Task details - In the material below, the lines containing the word "data" are required; copy each of them.
------------------------------------------------------------------------
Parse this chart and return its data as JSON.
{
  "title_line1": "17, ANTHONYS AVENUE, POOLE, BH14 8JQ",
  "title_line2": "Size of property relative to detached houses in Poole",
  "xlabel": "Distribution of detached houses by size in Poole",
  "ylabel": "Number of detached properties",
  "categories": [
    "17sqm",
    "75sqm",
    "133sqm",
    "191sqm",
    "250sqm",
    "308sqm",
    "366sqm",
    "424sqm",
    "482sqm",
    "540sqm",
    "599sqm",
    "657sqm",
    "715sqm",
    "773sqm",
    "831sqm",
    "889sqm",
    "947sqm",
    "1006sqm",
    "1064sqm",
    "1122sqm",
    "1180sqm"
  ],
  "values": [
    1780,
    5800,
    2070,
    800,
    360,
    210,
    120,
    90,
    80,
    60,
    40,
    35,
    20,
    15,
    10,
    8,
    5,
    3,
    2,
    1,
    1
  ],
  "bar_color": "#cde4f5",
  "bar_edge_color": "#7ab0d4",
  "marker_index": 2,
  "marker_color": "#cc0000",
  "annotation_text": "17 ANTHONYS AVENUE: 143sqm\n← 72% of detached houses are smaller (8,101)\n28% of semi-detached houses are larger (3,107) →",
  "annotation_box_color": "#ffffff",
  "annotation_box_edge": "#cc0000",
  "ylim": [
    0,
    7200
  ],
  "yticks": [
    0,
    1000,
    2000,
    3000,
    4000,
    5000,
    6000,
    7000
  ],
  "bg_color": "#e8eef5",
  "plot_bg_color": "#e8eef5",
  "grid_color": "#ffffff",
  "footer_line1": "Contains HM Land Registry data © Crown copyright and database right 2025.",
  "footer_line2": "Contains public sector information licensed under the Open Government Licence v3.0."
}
------------------------------------------------------------------------
Solution for this exercise -
Parse this chart and return its data as JSON.
  "footer_line1": "Contains HM Land Registry data © Crown copyright and database right 2025.",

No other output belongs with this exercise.